» Stated problem
Every record that follows should be printed verbatim.

» Data records
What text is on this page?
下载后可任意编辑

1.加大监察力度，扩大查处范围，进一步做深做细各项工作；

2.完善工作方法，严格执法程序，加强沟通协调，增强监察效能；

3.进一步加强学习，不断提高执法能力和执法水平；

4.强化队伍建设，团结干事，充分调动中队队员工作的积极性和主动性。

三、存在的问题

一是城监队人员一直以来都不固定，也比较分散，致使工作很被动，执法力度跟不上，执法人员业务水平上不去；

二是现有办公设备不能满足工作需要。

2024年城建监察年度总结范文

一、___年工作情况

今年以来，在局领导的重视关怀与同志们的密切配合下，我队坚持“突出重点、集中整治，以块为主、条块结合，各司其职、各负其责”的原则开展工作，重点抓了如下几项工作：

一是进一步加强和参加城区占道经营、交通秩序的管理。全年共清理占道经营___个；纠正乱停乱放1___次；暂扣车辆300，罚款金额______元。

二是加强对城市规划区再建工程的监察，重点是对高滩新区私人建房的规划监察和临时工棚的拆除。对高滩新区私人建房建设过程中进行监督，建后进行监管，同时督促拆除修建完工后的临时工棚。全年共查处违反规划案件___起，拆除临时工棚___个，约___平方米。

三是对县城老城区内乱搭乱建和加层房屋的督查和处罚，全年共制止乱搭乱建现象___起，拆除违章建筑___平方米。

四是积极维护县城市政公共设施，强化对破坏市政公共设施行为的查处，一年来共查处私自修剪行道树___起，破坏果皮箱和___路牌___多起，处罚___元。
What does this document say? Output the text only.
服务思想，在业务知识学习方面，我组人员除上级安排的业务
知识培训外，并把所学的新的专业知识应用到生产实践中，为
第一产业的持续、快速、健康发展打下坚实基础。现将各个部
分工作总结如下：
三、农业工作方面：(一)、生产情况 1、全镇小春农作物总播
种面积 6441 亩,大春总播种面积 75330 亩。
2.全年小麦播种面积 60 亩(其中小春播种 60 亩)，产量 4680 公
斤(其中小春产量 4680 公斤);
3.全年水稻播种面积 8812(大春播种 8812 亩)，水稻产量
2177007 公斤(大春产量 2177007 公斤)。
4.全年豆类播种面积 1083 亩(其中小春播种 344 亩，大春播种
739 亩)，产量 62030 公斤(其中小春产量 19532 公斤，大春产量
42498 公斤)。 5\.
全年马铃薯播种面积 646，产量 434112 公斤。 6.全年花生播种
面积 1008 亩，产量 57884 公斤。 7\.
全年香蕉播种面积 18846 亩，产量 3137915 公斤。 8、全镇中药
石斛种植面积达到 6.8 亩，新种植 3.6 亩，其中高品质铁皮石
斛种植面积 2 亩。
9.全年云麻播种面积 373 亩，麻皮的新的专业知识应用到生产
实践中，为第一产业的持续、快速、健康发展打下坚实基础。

» The answer
What text is on this page?
下载后可任意编辑

1.加大监察力度，扩大查处范围，进一步做深做细各项工作；

2.完善工作方法，严格执法程序，加强沟通协调，增强监察效能；

3.进一步加强学习，不断提高执法能力和执法水平；

4.强化队伍建设，团结干事，充分调动中队队员工作的积极性和主动性。

三、存在的问题

一是城监队人员一直以来都不固定，也比较分散，致使工作很被动，执法力度跟不上，执法人员业务水平上不去；

二是现有办公设备不能满足工作需要。

2024年城建监察年度总结范文

一、___年工作情况

今年以来，在局领导的重视关怀与同志们的密切配合下，我队坚持“突出重点、集中整治，以块为主、条块结合，各司其职、各负其责”的原则开展工作，重点抓了如下几项工作：

一是进一步加强和参加城区占道经营、交通秩序的管理。全年共清理占道经营___个；纠正乱停乱放1___次；暂扣车辆300，罚款金额______元。

二是加强对城市规划区再建工程的监察，重点是对高滩新区私人建房的规划监察和临时工棚的拆除。对高滩新区私人建房建设过程中进行监督，建后进行监管，同时督促拆除修建完工后的临时工棚。全年共查处违反规划案件___起，拆除临时工棚___个，约___平方米。

三是对县城老城区内乱搭乱建和加层房屋的督查和处罚，全年共制止乱搭乱建现象___起，拆除违章建筑___平方米。

四是积极维护县城市政公共设施，强化对破坏市政公共设施行为的查处，一年来共查处私自修剪行道树___起，破坏果皮箱和___路牌___多起，处罚___元。
What does this document say? Output the text only.
服务思想，在业务知识学习方面，我组人员除上级安排的业务
知识培训外，并把所学的新的专业知识应用到生产实践中，为
第一产业的持续、快速、健康发展打下坚实基础。现将各个部
分工作总结如下：
三、农业工作方面：(一)、生产情况 1、全镇小春农作物总播
种面积 6441 亩,大春总播种面积 75330 亩。
2.全年小麦播种面积 60 亩(其中小春播种 60 亩)，产量 4680 公
斤(其中小春产量 4680 公斤);
3.全年水稻播种面积 8812(大春播种 8812 亩)，水稻产量
2177007 公斤(大春产量 2177007 公斤)。
4.全年豆类播种面积 1083 亩(其中小春播种 344 亩，大春播种
739 亩)，产量 62030 公斤(其中小春产量 19532 公斤，大春产量
42498 公斤)。 5\.
全年马铃薯播种面积 646，产量 434112 公斤。 6.全年花生播种
面积 1008 亩，产量 57884 公斤。 7\.
全年香蕉播种面积 18846 亩，产量 3137915 公斤。 8、全镇中药
石斛种植面积达到 6.8 亩，新种植 3.6 亩，其中高品质铁皮石
斛种植面积 2 亩。
9.全年云麻播种面积 373 亩，麻皮的新的专业知识应用到生产
实践中，为第一产业的持续、快速、健康发展打下坚实基础。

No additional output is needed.